- 本文:
__________
Amazon CloudWatchを利用すると、NATゲートウェイを監視することができ、収集した情報からリアルタイムに近い読み取り可能なメトリクスを得ることができます。メトリクスは「NATゲートウェイ経由の同時アクティブTCP接続の合計数(0なら接続がないと判断可能)」「NATゲートウェイによって受信された送信先からのバイト数(データ損失の可能性を判断可能)」など14種あります。

Amazon VPC IP Address Manager

Amazon VPC IP Address Managerは、大規模なネットワークでも、簡単にIPアドレスの整理、割り当て、モニタリング、監査を行える機能です。単一の運用ダッシュボードから、組織のアカウント、Amazon VPC、AWSリージョンにまたがってIPアドレスの割り当てを管理できます。従来スプレッドシートで行っていたIP管理の負荷を大幅に低減できます。
__________
- 提供情報:
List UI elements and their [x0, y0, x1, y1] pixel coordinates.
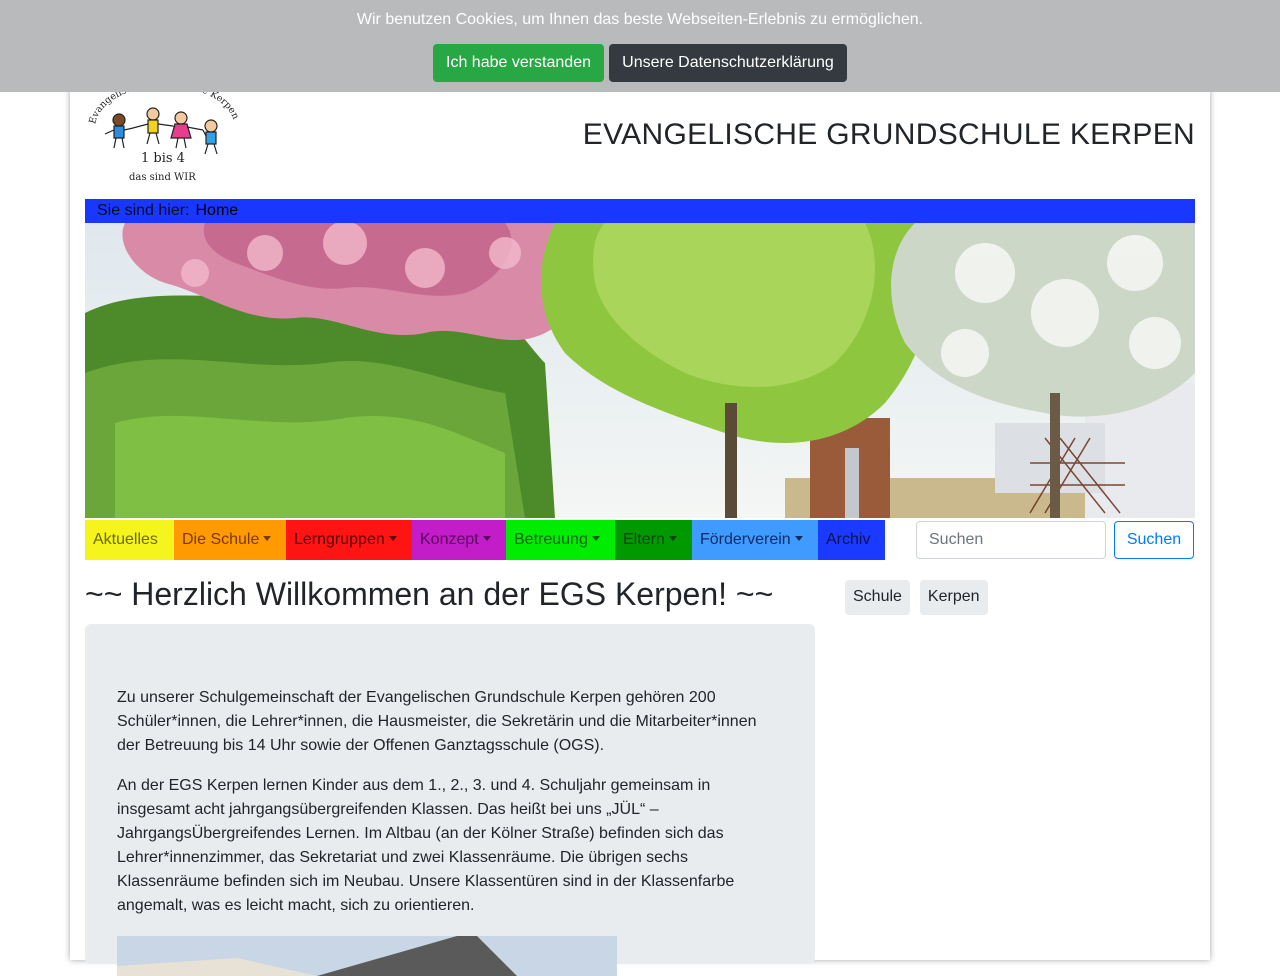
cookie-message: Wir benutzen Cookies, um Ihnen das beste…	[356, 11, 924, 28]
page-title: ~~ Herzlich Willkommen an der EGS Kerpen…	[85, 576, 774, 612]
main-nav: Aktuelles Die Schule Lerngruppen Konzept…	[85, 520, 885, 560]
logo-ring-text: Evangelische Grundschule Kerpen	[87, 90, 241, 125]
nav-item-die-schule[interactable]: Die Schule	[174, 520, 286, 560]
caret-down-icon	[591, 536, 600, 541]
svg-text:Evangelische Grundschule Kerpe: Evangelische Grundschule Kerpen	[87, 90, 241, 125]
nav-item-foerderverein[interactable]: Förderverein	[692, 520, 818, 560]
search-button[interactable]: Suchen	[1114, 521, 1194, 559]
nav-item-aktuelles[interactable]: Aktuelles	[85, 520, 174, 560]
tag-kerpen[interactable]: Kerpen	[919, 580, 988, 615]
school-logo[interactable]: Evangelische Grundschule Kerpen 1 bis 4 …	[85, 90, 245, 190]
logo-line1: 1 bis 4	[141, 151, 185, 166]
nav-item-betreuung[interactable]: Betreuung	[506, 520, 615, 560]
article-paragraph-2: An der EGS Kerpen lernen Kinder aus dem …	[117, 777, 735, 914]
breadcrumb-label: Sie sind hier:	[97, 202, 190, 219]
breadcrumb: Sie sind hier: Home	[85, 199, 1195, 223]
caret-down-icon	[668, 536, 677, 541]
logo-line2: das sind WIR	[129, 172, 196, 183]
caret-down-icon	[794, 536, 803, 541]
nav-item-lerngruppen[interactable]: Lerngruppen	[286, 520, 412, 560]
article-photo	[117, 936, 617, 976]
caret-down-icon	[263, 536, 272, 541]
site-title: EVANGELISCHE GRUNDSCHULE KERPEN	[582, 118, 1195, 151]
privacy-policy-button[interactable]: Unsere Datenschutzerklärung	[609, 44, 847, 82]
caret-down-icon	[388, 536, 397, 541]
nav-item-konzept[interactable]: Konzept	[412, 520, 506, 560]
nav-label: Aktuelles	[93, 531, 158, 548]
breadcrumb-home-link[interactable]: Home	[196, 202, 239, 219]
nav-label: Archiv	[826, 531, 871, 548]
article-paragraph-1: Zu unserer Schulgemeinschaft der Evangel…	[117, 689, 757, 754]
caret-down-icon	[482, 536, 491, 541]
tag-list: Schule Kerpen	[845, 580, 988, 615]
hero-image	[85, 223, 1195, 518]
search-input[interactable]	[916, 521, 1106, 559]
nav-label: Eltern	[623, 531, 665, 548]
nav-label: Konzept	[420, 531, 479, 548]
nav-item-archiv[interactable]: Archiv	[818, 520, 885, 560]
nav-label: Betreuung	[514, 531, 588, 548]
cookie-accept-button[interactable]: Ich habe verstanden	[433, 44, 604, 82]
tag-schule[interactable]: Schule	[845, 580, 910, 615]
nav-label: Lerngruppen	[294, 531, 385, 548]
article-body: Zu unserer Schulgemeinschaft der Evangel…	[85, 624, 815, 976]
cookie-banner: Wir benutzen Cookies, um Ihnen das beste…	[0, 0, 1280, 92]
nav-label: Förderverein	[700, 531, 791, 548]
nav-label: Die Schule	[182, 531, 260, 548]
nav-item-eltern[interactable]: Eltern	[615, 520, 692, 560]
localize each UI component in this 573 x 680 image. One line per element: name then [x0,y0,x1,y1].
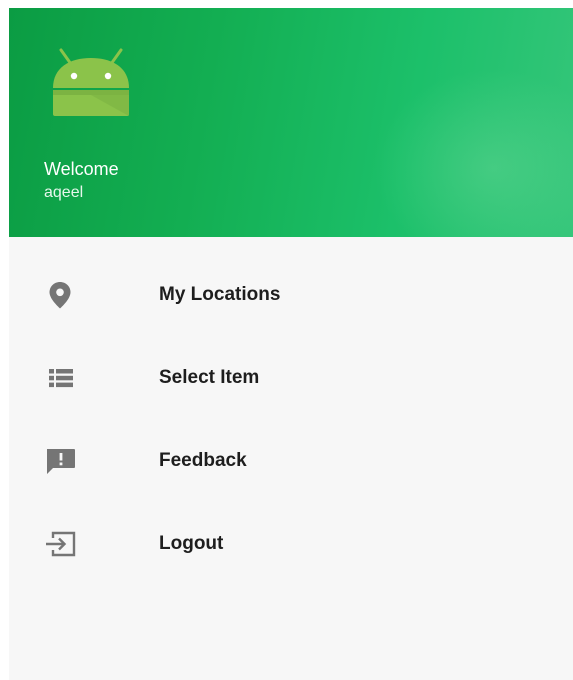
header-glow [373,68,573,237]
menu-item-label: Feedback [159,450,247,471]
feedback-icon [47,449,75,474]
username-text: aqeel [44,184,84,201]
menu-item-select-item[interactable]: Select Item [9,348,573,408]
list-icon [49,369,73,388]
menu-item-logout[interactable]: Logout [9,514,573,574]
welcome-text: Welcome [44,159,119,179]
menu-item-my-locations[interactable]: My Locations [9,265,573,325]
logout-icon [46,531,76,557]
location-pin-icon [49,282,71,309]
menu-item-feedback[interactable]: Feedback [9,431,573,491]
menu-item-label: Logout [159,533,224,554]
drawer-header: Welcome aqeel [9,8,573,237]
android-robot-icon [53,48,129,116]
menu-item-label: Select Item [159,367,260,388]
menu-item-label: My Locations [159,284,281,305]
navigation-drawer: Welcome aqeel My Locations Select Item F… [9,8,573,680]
__________
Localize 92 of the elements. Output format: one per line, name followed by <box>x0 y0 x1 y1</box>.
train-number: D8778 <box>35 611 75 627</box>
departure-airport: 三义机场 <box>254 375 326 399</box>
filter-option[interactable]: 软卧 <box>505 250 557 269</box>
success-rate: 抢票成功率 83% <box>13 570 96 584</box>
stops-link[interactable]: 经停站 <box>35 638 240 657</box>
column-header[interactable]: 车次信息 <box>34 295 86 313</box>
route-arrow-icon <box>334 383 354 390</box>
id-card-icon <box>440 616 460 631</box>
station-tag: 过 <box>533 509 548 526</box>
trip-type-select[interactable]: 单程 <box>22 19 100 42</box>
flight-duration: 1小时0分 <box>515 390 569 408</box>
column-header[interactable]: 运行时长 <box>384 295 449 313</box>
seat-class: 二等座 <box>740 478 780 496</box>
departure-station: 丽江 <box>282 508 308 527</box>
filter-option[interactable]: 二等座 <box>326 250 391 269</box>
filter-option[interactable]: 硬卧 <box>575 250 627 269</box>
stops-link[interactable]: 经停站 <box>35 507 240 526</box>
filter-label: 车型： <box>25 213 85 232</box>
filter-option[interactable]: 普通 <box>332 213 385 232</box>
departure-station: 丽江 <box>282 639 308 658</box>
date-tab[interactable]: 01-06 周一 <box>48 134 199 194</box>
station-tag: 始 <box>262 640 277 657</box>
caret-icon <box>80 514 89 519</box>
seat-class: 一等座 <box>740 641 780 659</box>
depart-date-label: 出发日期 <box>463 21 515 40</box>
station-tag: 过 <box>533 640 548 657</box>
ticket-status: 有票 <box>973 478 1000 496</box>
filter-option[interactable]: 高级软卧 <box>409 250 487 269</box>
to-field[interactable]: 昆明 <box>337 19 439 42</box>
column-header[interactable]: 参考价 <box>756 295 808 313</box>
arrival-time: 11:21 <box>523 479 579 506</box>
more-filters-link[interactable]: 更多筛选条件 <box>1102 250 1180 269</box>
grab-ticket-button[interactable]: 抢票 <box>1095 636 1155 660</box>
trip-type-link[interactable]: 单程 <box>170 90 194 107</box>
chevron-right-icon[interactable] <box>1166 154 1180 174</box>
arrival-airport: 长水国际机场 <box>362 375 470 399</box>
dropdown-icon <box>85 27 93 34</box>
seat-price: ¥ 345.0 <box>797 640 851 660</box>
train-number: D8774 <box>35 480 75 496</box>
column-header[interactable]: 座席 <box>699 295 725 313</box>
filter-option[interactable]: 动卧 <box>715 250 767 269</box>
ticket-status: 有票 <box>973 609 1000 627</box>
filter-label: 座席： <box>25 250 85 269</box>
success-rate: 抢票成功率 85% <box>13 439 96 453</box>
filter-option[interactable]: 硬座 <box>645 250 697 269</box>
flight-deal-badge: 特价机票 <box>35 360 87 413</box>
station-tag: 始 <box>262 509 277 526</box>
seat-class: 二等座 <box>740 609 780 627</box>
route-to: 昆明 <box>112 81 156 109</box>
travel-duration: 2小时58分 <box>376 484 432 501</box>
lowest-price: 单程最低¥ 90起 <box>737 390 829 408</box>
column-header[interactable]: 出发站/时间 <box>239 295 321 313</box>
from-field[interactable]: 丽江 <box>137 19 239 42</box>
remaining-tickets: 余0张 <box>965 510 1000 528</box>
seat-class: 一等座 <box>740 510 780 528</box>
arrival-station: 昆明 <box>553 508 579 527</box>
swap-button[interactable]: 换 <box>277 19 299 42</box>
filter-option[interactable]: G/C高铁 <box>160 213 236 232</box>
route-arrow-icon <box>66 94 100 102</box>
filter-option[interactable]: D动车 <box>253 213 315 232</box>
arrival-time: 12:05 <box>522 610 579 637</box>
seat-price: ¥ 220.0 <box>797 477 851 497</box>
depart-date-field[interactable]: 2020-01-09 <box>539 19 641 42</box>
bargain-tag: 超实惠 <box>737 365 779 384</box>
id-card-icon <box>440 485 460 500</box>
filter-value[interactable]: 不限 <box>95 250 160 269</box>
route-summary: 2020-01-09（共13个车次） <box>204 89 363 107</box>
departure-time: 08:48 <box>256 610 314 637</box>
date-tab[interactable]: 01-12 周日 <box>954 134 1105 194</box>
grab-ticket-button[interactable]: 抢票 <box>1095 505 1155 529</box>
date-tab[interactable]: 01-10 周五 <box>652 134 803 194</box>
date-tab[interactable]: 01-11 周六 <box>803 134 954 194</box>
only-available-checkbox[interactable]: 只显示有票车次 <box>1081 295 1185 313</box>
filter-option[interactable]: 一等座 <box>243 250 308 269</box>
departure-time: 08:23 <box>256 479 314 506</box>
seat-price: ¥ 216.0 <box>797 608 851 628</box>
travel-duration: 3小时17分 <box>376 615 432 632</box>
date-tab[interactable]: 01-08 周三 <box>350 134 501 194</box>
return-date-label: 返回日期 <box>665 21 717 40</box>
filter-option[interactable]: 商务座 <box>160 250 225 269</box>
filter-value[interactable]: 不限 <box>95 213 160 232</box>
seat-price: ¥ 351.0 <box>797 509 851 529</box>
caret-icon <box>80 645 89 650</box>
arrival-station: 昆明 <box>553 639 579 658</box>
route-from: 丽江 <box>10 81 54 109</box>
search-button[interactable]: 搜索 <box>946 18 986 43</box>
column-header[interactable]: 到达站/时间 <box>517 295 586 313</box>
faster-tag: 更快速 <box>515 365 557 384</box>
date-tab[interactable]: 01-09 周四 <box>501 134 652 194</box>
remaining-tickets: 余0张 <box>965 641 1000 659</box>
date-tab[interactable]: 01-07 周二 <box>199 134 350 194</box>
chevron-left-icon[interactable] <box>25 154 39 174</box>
__________
- 課題:
(1) 本文について、次の問いに答えよ。
(a) Amazon CloudWatchで得られるNATゲートウェイのメトリクスは何種あるか。
(b) Amazon VPC IP Address Managerでは、IPアドレスの割り当てを何から管理できるか。
(c) 従来、IP管理は何で行っていたと書かれているか。
(2) 次の各文が本文の内容と合うかどうかを、はい・いいえで答えよ。判断の根拠となる本文の語句も、そのまま引用せよ。
(a) NATゲートウェイ経由の同時アクティブTCP接続の合計数が0なら、接続がないと判断できる。
(b) Amazon VPC IP Address Managerは、小規模なネットワークに限って使える機能である。
(c) Amazon CloudWatchで得られるメトリクスは、リアルタイムに近い形で読み取れる。
(3) 本文のうち、「Amazon CloudWa」を含む語句で始まり「可能)」など14種あります。」で終わる部分を、一字も変えずに書き出せ。

- 解答一覧:
(1)
(a) 14種
(b) 単一の運用ダッシュボード
(c) スプレッドシート

(2)
(a) はい。「0なら接続がないと判断可能」
(b) いいえ。「大規模なネットワークでも、簡単にIPアドレスの整理、割り当て、モニタリング、監査を行える機能です」
(c) はい。「リアルタイムに近い読み取り可能なメトリクスを得ることができます」

(3)
Amazon CloudWatchを利用すると、NATゲートウェイを監視することができ、収集した情報からリアルタイムに近い読み取り可能なメトリクスを得ることができます。メトリクスは「NATゲートウェイ経由の同時アクティブTCP接続の合計数(0なら接続がないと判断可能)」「NATゲートウェイによって受信された送信先からのバイト数(データ損失の可能性を判断可能)」など14種あります。